Work instructions ▸ Copy out all of the material exactly.

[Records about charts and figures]
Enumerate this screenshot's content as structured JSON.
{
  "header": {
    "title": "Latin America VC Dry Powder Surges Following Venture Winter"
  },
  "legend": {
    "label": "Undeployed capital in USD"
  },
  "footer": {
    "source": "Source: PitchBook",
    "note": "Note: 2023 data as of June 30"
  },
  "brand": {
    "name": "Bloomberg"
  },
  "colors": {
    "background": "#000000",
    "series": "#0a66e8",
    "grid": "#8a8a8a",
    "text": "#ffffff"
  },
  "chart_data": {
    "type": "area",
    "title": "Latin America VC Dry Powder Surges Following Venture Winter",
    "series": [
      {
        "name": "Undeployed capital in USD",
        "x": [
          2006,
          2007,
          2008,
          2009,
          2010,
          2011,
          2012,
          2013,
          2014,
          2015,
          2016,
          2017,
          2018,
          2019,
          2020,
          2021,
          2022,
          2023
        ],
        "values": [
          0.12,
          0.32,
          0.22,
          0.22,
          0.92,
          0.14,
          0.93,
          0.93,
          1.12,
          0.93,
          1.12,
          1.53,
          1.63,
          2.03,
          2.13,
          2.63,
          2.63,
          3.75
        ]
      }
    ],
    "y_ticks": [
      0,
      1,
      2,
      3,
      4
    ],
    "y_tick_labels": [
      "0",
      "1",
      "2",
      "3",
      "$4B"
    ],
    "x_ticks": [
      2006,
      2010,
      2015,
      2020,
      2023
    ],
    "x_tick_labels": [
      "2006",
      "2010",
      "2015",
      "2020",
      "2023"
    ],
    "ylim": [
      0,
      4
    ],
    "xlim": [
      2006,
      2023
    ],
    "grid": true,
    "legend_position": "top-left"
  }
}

Solution ▸
Enumerate this screenshot's content as structured JSON.
{
  "header": {
    "title": "Latin America VC Dry Powder Surges Following Venture Winter"
  },
  "legend": {
    "label": "Undeployed capital in USD"
  },
  "footer": {
    "source": "Source: PitchBook",
    "note": "Note: 2023 data as of June 30"
  },
  "brand": {
    "name": "Bloomberg"
  },
  "colors": {
    "background": "#000000",
    "series": "#0a66e8",
    "grid": "#8a8a8a",
    "text": "#ffffff"
  },
  "chart_data": {
    "type": "area",
    "title": "Latin America VC Dry Powder Surges Following Venture Winter",
    "series": [
      {
        "name": "Undeployed capital in USD",
        "x": [
          2006,
          2007,
          2008,
          2009,
          2010,
          2011,
          2012,
          2013,
          2014,
          2015,
          2016,
          2017,
          2018,
          2019,
          2020,
          2021,
          2022,
          2023
        ],
        "values": [
          0.12,
          0.32,
          0.22,
          0.22,
          0.92,
          0.14,
          0.93,
          0.93,
          1.12,
          0.93,
          1.12,
          1.53,
          1.63,
          2.03,
          2.13,
          2.63,
          2.63,
          3.75
        ]
      }
    ],
    "y_ticks": [
      0,
      1,
      2,
      3,
      4
    ],
    "y_tick_labels": [
      "0",
      "1",
      "2",
      "3",
      "$4B"
    ],
    "x_ticks": [
      2006,
      2010,
      2015,
      2020,
      2023
    ],
    "x_tick_labels": [
      "2006",
      "2010",
      "2015",
      "2020",
      "2023"
    ],
    "ylim": [
      0,
      4
    ],
    "xlim": [
      2006,
      2023
    ],
    "grid": true,
    "legend_position": "top-left"
  }
}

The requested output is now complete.